[Records from a collection of figures]
····················

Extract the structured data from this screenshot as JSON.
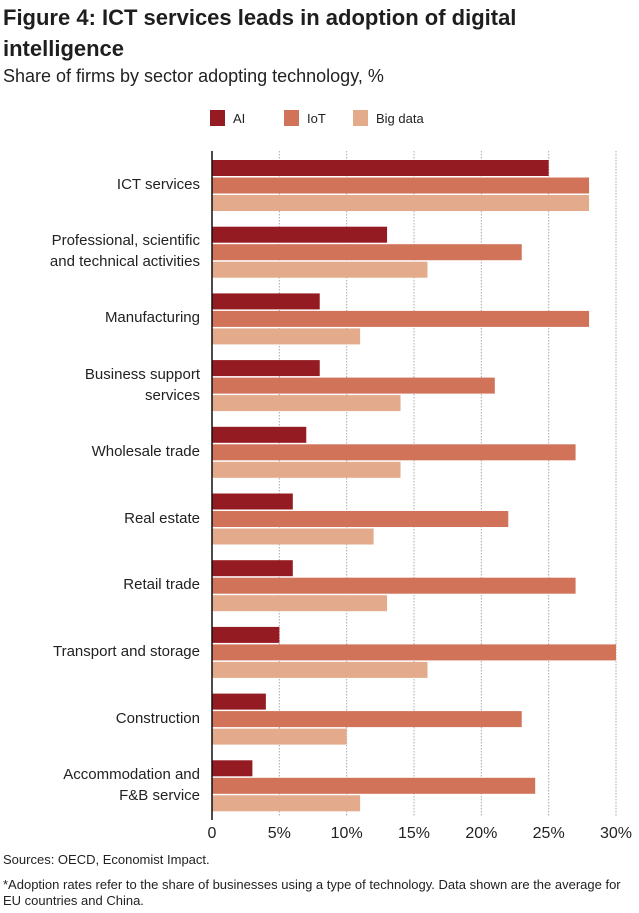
{
  "title": "Figure 4: ICT services leads in adoption of digital intelligence",
  "subtitle": "Share of firms by sector adopting technology, %",
  "sources": "Sources: OECD, Economist Impact.",
  "footnote": "*Adoption rates refer to the share of businesses using a type of technology. Data shown are the average for EU countries and China.",
  "chart_data": {
    "type": "bar",
    "orientation": "horizontal",
    "title": "Figure 4: ICT services leads in adoption of digital intelligence",
    "subtitle": "Share of firms by sector adopting technology, %",
    "xlabel": "",
    "ylabel": "",
    "xlim": [
      0,
      30
    ],
    "xticks": [
      0,
      5,
      10,
      15,
      20,
      25,
      30
    ],
    "xtick_labels": [
      "0",
      "5%",
      "10%",
      "15%",
      "20%",
      "25%",
      "30%"
    ],
    "grid": "vertical dotted",
    "legend_position": "top-center",
    "categories": [
      "ICT services",
      "Professional, scientific\nand technical activities",
      "Manufacturing",
      "Business support\nservices",
      "Wholesale trade",
      "Real estate",
      "Retail trade",
      "Transport and storage",
      "Construction",
      "Accommodation and\nF&B service"
    ],
    "series": [
      {
        "name": "AI",
        "color": "#951b23",
        "values": [
          25,
          13,
          8,
          8,
          7,
          6,
          6,
          5,
          4,
          3
        ]
      },
      {
        "name": "IoT",
        "color": "#d07358",
        "values": [
          28,
          23,
          28,
          21,
          27,
          22,
          27,
          30,
          23,
          24
        ]
      },
      {
        "name": "Big data",
        "color": "#e3aa8b",
        "values": [
          28,
          16,
          11,
          14,
          14,
          12,
          13,
          16,
          10,
          11
        ]
      }
    ]
  }
}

····················

From the entries above, copy each line holding "color".

## The result
        "color": "#951b23",
        "color": "#d07358",
        "color": "#e3aa8b",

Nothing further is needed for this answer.